**Exercise material**.
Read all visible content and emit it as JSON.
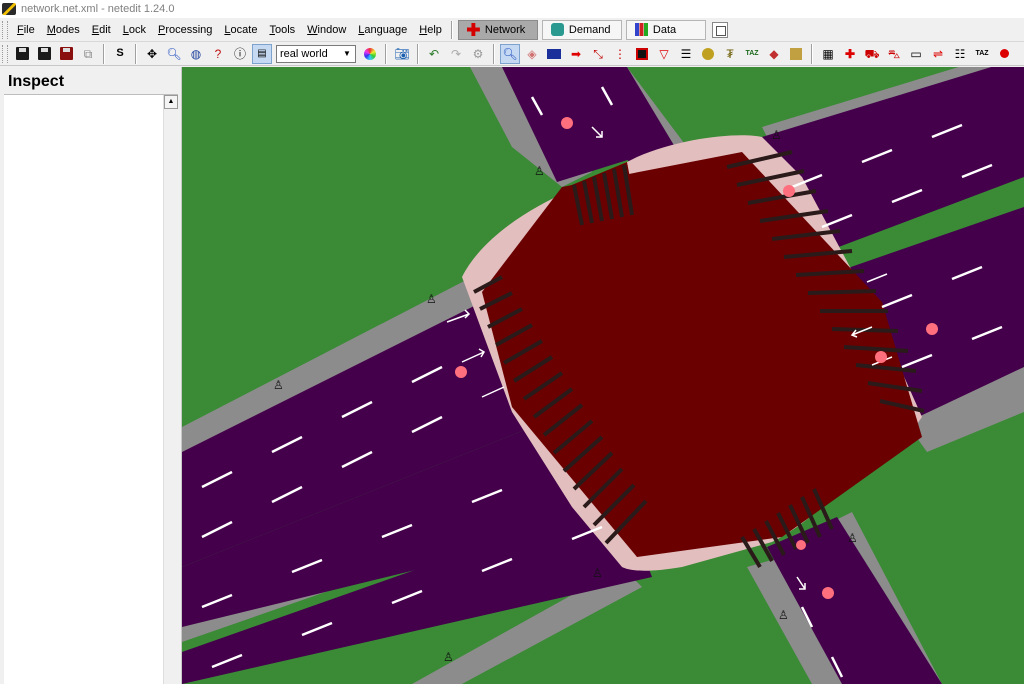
{
  "window": {
    "title": "network.net.xml - netedit 1.24.0"
  },
  "menu": {
    "items": [
      "File",
      "Modes",
      "Edit",
      "Lock",
      "Processing",
      "Locate",
      "Tools",
      "Window",
      "Language",
      "Help"
    ],
    "modes": [
      {
        "label": "Network",
        "icon": "network-plus-icon",
        "active": true
      },
      {
        "label": "Demand",
        "icon": "demand-car-icon",
        "active": false
      },
      {
        "label": "Data",
        "icon": "data-chart-icon",
        "active": false
      }
    ]
  },
  "toolbar": {
    "s_label": "S",
    "scheme_value": "real world",
    "icons": [
      "save-network-icon",
      "save-all-icon",
      "save-demand-icon",
      "reload-icon",
      "recenter-view-icon",
      "zoom-icon",
      "locate-junction-icon",
      "locate-edge-icon",
      "locate-vehicle-icon",
      "menu-icon",
      "color-wheel-icon",
      "screenshot-icon",
      "undo-icon",
      "redo-icon",
      "inspect-mode-icon",
      "delete-mode-icon",
      "select-mode-icon",
      "move-mode-icon",
      "create-edge-icon",
      "connection-mode-icon",
      "traffic-light-icon",
      "additional-icon",
      "crossing-icon",
      "taz-icon",
      "shape-icon",
      "prohibition-icon"
    ],
    "colors": {
      "selected_bg": "#c6d9f2"
    }
  },
  "inspect": {
    "title": "Inspect"
  },
  "canvas": {
    "colors": {
      "background": "#3a8a36",
      "road": "#44004b",
      "sidewalk": "#8c8c8c",
      "junction": "#6b0000",
      "junction_edge": "#e2bebe",
      "crossing_stripe": "#4a2a2a",
      "lane_marking": "#ffffff",
      "detector": "#ff6f7d"
    }
  }
}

**Given exercise**. In the records above, find the lines containing "save" and copy them.

**Problem solution**.
      "save-network-icon",
      "save-all-icon",
      "save-demand-icon",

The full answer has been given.